Extracted text:
= = = =

Which brings us to the Occupy movement—the most self-indulgent cultural phenomenon in recent memory. The Occupy movement is dying because it skipped Thanksgiving, which is to say, it is ungrateful and un-American. Its congregants are ungrateful for the cherished freedom they abuse, ignorant of America’s traditional values and norms (especially the rule of law), and obsessively focused on self. Those who love America and respect her don’t inflict violence on her public guardians, disrupt her commerce, and trash her environs.
The Occupy movement is dying (if not already dead) because it resembles the entitled, petulant mobs seen in Athens, Rome and England, who choose complaint over initiative, entitlement over effort, and a short work week over a strong work ethic. Contrast them with the Puritans, those occupiers of Plymouth Rock, who expected no handouts and believed that only those who worked should eat. The Puritans are likely rolling in their graves at what has become of the nation they bequeathed. But they need not roll long.
Thankfully, another marker of American greatness and national clarity looms near on the horizon: December 7. A day of sorrow and infamy became a day of resolve and is worthy of remembrance. Not only for the way in which a great nation summoned itself to safeguard freedom in the farthest reaches of the globe, but also for the way in which that day enables us to recall and reclaim the resolve, energy and selfless devotion to duty of those years, attributes in perilously short supply today. Reclaiming these fundamental hallmarks of American exceptionalism will affirm and reinforce our national fiber, even in a time of great economic uncertainty and challenge. And it sure beats listening to Barney Frank.

= = = =

Problems and tasks:
1. Answer these questions using the commentary on the Occupy movement:
(a) What holiday does the commentary say the Occupy movement skipped?
(b) In which three places does it say the entitled, petulant mobs were seen?
(c) What date does it name as a marker of American greatness looming on the horizon?
2. Write out everything in the commentary on the Occupy movement from "The Occupy movement is dying (if" down to "not roll long.".
The records aren't needed for any of this work.

Provided information:
= = = =

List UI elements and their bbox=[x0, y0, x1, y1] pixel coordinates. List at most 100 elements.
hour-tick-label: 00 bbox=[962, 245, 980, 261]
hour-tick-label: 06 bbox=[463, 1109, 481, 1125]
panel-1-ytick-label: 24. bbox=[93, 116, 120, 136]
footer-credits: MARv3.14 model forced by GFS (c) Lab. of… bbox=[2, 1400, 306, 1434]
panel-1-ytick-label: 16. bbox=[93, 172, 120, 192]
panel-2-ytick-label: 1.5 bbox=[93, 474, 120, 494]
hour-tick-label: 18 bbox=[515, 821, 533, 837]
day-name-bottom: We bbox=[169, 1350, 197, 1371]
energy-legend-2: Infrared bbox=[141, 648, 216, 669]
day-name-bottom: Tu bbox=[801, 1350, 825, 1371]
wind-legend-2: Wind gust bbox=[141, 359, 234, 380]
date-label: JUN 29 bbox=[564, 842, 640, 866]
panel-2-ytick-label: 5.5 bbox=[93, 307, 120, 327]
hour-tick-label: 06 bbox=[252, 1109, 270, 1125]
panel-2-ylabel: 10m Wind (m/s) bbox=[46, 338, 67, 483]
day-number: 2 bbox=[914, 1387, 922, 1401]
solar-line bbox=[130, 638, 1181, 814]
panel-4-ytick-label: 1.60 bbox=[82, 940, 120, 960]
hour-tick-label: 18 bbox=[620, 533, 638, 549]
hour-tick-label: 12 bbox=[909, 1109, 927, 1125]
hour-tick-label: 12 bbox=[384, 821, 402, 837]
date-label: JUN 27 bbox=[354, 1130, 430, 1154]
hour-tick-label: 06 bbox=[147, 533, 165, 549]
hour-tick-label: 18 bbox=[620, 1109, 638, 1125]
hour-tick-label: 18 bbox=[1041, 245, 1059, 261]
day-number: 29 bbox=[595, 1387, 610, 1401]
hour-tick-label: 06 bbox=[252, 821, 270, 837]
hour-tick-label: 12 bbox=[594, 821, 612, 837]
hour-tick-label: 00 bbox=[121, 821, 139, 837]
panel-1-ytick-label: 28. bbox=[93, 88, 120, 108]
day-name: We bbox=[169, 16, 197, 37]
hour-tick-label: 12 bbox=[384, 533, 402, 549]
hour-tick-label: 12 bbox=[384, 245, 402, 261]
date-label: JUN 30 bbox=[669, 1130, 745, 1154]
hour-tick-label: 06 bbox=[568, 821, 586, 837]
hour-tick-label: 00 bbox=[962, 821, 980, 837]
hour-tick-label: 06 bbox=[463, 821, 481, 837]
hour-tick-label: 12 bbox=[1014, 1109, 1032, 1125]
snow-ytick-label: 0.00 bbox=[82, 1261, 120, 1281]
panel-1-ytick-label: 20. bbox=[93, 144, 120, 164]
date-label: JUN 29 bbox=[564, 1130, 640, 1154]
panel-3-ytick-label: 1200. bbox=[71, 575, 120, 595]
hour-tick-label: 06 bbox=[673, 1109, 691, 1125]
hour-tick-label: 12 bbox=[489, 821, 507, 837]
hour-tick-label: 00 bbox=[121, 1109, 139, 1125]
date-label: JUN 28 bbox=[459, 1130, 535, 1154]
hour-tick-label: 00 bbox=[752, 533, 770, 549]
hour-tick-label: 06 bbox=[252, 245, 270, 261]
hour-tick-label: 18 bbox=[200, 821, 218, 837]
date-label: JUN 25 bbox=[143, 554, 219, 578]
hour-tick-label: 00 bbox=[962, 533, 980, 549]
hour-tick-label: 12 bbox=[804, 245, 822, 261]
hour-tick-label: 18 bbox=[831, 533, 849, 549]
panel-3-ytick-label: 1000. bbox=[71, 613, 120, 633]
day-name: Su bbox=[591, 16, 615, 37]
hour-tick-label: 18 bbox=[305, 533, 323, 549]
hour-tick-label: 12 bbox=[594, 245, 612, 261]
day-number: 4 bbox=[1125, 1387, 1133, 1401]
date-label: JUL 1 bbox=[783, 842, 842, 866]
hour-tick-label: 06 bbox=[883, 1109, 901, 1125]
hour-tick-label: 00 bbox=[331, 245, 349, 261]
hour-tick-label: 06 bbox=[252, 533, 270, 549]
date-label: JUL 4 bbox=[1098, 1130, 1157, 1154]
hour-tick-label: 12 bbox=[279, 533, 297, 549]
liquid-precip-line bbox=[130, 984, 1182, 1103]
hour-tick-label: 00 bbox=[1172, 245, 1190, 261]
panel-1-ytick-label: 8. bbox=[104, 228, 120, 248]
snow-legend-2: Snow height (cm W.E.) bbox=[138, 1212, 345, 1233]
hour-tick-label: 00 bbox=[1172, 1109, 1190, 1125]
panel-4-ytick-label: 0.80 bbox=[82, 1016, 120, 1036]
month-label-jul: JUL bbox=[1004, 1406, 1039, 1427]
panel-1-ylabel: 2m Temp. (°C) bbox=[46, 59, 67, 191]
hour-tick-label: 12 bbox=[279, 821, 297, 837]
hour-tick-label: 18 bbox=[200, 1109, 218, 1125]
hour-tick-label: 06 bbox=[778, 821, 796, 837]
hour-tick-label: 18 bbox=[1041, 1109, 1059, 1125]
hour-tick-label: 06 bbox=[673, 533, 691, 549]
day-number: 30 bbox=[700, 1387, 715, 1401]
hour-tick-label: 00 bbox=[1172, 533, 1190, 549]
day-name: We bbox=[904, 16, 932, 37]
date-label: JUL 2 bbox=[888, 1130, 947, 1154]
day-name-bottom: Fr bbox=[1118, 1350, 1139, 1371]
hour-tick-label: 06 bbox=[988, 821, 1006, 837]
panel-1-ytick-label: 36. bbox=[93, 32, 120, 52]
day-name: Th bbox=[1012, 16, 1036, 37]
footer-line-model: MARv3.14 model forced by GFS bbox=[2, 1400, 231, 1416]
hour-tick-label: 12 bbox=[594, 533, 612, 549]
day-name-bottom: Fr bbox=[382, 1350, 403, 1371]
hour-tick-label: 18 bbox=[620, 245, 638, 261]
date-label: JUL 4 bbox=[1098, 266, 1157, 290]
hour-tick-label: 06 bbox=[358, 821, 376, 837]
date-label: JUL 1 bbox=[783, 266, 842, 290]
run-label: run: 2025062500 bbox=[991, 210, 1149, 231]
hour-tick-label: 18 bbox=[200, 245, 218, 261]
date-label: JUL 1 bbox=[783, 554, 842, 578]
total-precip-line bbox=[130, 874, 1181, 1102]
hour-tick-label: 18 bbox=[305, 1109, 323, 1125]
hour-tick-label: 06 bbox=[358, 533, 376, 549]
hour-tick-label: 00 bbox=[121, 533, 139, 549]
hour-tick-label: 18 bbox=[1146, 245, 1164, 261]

= = = =

The results:
1.
(a) Thanksgiving
(b) Athens, Rome and England
(c) December 7

2.
The Occupy movement is dying (if not already dead) because it resembles the entitled, petulant mobs seen in Athens, Rome and England, who choose complaint over initiative, entitlement over effort, and a short work week over a strong work ethic. Contrast them with the Puritans, those occupiers of Plymouth Rock, who expected no handouts and believed that only those who worked should eat. The Puritans are likely rolling in their graves at what has become of the nation they bequeathed. But they need not roll long.